Dataset excerpts
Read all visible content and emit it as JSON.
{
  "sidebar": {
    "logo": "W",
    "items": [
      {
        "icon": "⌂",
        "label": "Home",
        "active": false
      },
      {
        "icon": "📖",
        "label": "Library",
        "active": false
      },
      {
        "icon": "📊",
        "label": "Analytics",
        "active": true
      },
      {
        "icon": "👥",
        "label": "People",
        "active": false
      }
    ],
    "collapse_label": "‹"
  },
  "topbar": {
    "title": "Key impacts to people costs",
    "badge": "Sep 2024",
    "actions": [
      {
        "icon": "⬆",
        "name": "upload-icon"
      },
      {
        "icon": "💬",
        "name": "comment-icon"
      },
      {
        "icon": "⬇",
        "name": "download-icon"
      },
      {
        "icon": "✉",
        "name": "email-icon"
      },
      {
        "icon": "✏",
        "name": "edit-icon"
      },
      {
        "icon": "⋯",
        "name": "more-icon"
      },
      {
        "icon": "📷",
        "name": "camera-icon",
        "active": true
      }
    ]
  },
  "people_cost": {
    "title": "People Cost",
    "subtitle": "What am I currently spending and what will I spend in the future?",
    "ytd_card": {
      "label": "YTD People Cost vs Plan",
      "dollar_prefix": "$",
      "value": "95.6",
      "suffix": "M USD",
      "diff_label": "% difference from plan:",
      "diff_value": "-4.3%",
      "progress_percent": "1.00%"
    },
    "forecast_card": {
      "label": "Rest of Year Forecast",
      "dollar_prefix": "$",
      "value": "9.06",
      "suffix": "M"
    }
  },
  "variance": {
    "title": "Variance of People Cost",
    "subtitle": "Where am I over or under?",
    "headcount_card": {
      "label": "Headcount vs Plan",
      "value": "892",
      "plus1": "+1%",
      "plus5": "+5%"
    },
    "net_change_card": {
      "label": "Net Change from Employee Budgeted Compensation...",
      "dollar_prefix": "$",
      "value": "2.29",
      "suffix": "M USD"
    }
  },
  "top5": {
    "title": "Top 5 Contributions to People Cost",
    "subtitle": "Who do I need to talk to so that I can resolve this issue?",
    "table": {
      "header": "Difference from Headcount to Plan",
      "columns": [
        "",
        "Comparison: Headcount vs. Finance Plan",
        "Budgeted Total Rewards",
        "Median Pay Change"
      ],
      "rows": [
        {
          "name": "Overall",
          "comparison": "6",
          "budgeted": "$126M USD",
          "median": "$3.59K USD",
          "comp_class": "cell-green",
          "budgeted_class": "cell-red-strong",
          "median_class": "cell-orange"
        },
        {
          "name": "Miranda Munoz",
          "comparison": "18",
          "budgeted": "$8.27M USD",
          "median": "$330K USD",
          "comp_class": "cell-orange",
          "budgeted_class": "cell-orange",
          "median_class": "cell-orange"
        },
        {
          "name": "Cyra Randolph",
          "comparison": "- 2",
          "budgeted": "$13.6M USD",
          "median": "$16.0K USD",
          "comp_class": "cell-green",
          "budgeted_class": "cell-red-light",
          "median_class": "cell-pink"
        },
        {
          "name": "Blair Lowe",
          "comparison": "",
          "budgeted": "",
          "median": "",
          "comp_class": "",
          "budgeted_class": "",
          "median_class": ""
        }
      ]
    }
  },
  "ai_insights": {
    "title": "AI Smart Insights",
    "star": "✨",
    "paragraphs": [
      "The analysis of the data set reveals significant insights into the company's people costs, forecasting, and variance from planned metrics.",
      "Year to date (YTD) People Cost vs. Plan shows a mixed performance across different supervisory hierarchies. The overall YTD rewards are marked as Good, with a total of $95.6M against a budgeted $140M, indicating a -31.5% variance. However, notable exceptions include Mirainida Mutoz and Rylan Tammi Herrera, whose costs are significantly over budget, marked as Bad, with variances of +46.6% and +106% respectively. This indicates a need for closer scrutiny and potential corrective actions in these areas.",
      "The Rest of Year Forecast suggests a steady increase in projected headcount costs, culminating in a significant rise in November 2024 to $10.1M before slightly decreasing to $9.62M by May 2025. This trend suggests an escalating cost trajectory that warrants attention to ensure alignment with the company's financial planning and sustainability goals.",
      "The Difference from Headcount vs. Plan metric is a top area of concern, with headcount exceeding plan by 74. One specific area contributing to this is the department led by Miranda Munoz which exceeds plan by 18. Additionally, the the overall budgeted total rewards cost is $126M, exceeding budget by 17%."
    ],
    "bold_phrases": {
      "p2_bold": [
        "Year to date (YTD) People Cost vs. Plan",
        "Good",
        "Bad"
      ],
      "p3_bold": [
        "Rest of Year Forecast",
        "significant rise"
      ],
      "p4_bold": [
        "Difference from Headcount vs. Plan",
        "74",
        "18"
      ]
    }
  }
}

Exercise details
Above is a listing; report how many of its lines include the word "Miranda", giving the number only.

Output for this task
2